• _Exercise prompt_: Transcribe the records below in full; pictures stay out of the copy.

• _Provided entries_:
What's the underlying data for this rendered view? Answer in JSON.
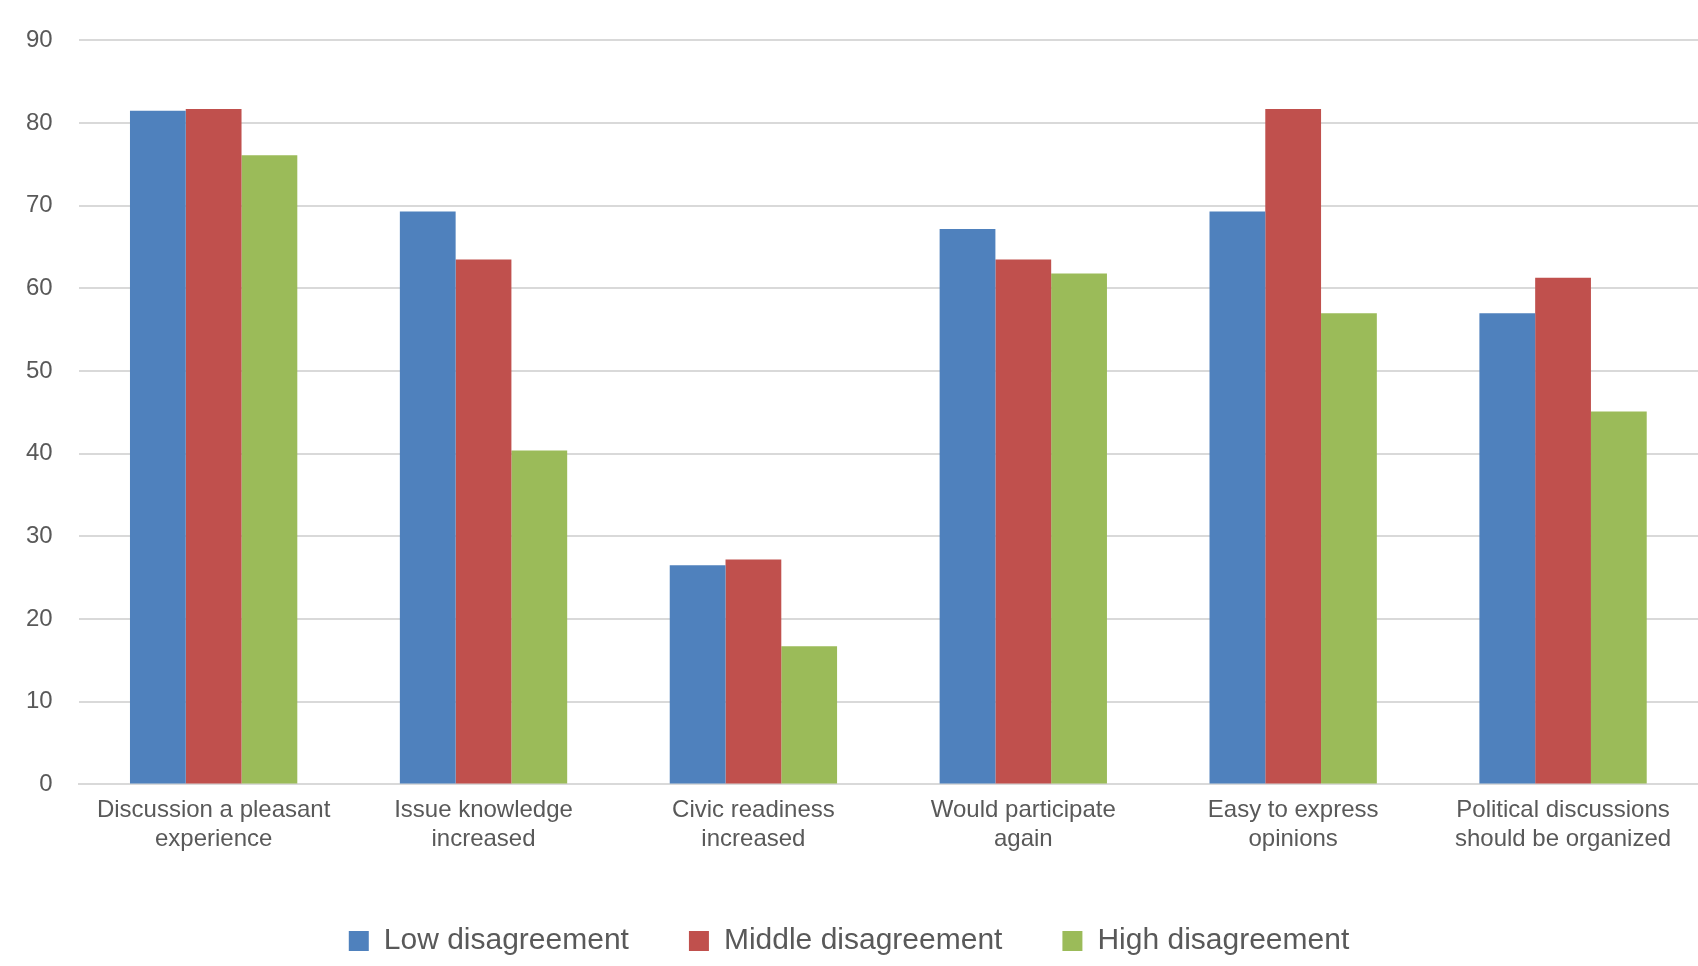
{
  "chart_data": {
    "type": "bar",
    "categories": [
      "Discussion a pleasant experience",
      "Issue knowledge increased",
      "Civic readiness increased",
      "Would participate again",
      "Easy to express opinions",
      "Political discussions should be organized"
    ],
    "series": [
      {
        "name": "Low disagreement",
        "color": "#4f81bd",
        "values": [
          81.5,
          69.3,
          26.5,
          67.2,
          69.3,
          57.0
        ]
      },
      {
        "name": "Middle disagreement",
        "color": "#c0504d",
        "values": [
          81.7,
          63.5,
          27.2,
          63.5,
          81.7,
          61.3
        ]
      },
      {
        "name": "High disagreement",
        "color": "#9bbb59",
        "values": [
          76.1,
          40.4,
          16.7,
          61.8,
          57.0,
          45.1
        ]
      }
    ],
    "ylim": [
      0,
      90
    ],
    "yticks": [
      0,
      10,
      20,
      30,
      40,
      50,
      60,
      70,
      80,
      90
    ],
    "grid": "y",
    "legend": "bottom"
  }
}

• _Response below_:
What's the underlying data for this rendered view? Answer in JSON.
{
  "chart_data": {
    "type": "bar",
    "categories": [
      "Discussion a pleasant experience",
      "Issue knowledge increased",
      "Civic readiness increased",
      "Would participate again",
      "Easy to express opinions",
      "Political discussions should be organized"
    ],
    "series": [
      {
        "name": "Low disagreement",
        "color": "#4f81bd",
        "values": [
          81.5,
          69.3,
          26.5,
          67.2,
          69.3,
          57.0
        ]
      },
      {
        "name": "Middle disagreement",
        "color": "#c0504d",
        "values": [
          81.7,
          63.5,
          27.2,
          63.5,
          81.7,
          61.3
        ]
      },
      {
        "name": "High disagreement",
        "color": "#9bbb59",
        "values": [
          76.1,
          40.4,
          16.7,
          61.8,
          57.0,
          45.1
        ]
      }
    ],
    "ylim": [
      0,
      90
    ],
    "yticks": [
      0,
      10,
      20,
      30,
      40,
      50,
      60,
      70,
      80,
      90
    ],
    "grid": "y",
    "legend": "bottom"
  }
}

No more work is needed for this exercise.